'''
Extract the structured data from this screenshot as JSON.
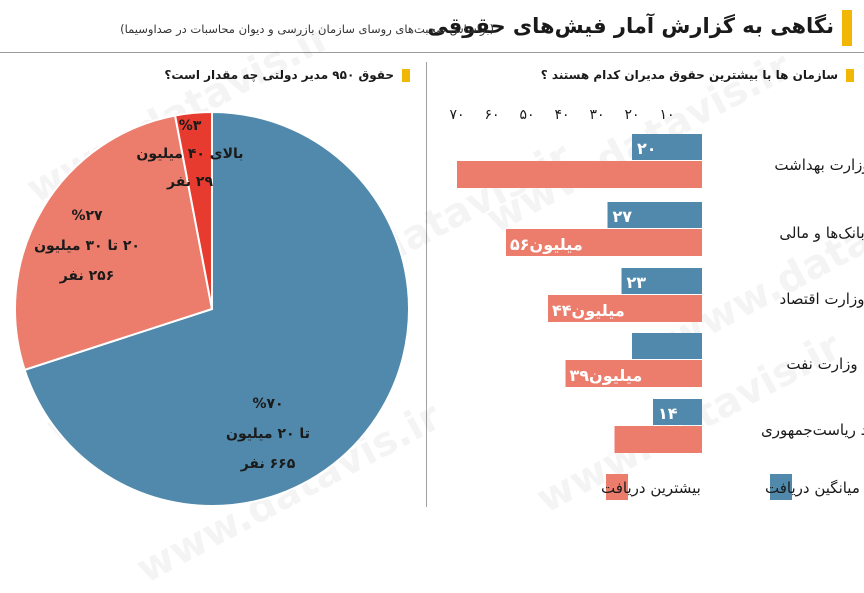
{
  "header": {
    "title": "نگاهی به گزارش آمار فیش‌های حقوقی",
    "subtitle": "(براساس صحبت‌های روسای سازمان بازرسی و دیوان محاسبات در صداوسیما)"
  },
  "watermark": "www.datavis.ir",
  "colors": {
    "accent": "#f2b705",
    "blue": "#5089ab",
    "salmon": "#ec7d6d",
    "red": "#e63b2e"
  },
  "chart_data": [
    {
      "type": "bar",
      "title": "سازمان ها با بیشترین حقوق مدیران کدام هستند ؟",
      "categories": [
        "وزارت بهداشت",
        "بانک‌ها و مالی",
        "وزارت اقتصاد",
        "وزارت نفت",
        "نهاد ریاست‌جمهوری"
      ],
      "series": [
        {
          "name": "میانگین دریافت",
          "color": "#5089ab",
          "values": [
            20,
            27,
            23,
            20,
            14
          ],
          "labels": [
            "۲۰",
            "۲۷",
            "۲۳",
            "",
            "۱۴"
          ]
        },
        {
          "name": "بیشترین دریافت",
          "color": "#ec7d6d",
          "values": [
            70,
            56,
            44,
            39,
            25
          ],
          "labels": [
            "",
            "۵۶میلیون",
            "۴۴میلیون",
            "۳۹میلیون",
            ""
          ]
        }
      ],
      "xticks": [
        70,
        60,
        50,
        40,
        30,
        20,
        10
      ],
      "xtick_labels": [
        "۷۰",
        "۶۰",
        "۵۰",
        "۴۰",
        "۳۰",
        "۲۰",
        "۱۰"
      ],
      "xlim": [
        0,
        70
      ],
      "legend": "bottom"
    },
    {
      "type": "pie",
      "title": "حقوق ۹۵۰ مدیر دولتی چه مقدار است؟",
      "slices": [
        {
          "percent": 70,
          "count": 665,
          "color": "#5089ab",
          "label_lines": [
            "%۷۰",
            "تا ۲۰ میلیون",
            "۶۶۵ نفر"
          ]
        },
        {
          "percent": 27,
          "count": 256,
          "color": "#ec7d6d",
          "label_lines": [
            "%۲۷",
            "۲۰ تا ۳۰ میلیون",
            "۲۵۶ نفر"
          ]
        },
        {
          "percent": 3,
          "count": 29,
          "color": "#e63b2e",
          "label_lines": [
            "%۳",
            "بالای ۴۰ میلیون",
            "۲۹ نفر"
          ]
        }
      ]
    }
  ]
}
'''
Gather each line from the entries above that includes the word "دریافت".

          "name": "میانگین دریافت",
          "name": "بیشترین دریافت",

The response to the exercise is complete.